Problem
Every entry must be given again exactly.

------------------------------------------------------------

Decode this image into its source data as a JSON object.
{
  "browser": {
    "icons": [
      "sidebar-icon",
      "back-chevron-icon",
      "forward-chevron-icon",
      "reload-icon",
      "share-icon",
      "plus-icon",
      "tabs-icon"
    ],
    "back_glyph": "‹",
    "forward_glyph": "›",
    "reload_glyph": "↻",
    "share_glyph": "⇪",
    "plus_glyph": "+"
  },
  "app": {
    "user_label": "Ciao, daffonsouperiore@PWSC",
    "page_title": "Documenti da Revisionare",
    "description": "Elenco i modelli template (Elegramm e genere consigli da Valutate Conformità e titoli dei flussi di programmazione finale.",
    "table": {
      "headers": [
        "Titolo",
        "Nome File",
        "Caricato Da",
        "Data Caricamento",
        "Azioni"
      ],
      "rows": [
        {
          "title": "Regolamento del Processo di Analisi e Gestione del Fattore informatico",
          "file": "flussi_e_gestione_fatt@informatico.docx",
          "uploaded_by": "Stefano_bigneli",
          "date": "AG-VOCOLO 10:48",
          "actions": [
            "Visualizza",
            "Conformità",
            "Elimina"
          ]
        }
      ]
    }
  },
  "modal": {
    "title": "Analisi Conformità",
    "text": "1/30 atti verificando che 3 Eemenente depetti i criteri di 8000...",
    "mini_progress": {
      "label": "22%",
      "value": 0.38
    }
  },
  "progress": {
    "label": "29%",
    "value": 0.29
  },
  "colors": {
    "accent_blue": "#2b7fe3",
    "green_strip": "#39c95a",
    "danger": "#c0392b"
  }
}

------------------------------------------------------------

Response
Decode this image into its source data as a JSON object.
{
  "browser": {
    "icons": [
      "sidebar-icon",
      "back-chevron-icon",
      "forward-chevron-icon",
      "reload-icon",
      "share-icon",
      "plus-icon",
      "tabs-icon"
    ],
    "back_glyph": "‹",
    "forward_glyph": "›",
    "reload_glyph": "↻",
    "share_glyph": "⇪",
    "plus_glyph": "+"
  },
  "app": {
    "user_label": "Ciao, daffonsouperiore@PWSC",
    "page_title": "Documenti da Revisionare",
    "description": "Elenco i modelli template (Elegramm e genere consigli da Valutate Conformità e titoli dei flussi di programmazione finale.",
    "table": {
      "headers": [
        "Titolo",
        "Nome File",
        "Caricato Da",
        "Data Caricamento",
        "Azioni"
      ],
      "rows": [
        {
          "title": "Regolamento del Processo di Analisi e Gestione del Fattore informatico",
          "file": "flussi_e_gestione_fatt@informatico.docx",
          "uploaded_by": "Stefano_bigneli",
          "date": "AG-VOCOLO 10:48",
          "actions": [
            "Visualizza",
            "Conformità",
            "Elimina"
          ]
        }
      ]
    }
  },
  "modal": {
    "title": "Analisi Conformità",
    "text": "1/30 atti verificando che 3 Eemenente depetti i criteri di 8000...",
    "mini_progress": {
      "label": "22%",
      "value": 0.38
    }
  },
  "progress": {
    "label": "29%",
    "value": 0.29
  },
  "colors": {
    "accent_blue": "#2b7fe3",
    "green_strip": "#39c95a",
    "danger": "#c0392b"
  }
}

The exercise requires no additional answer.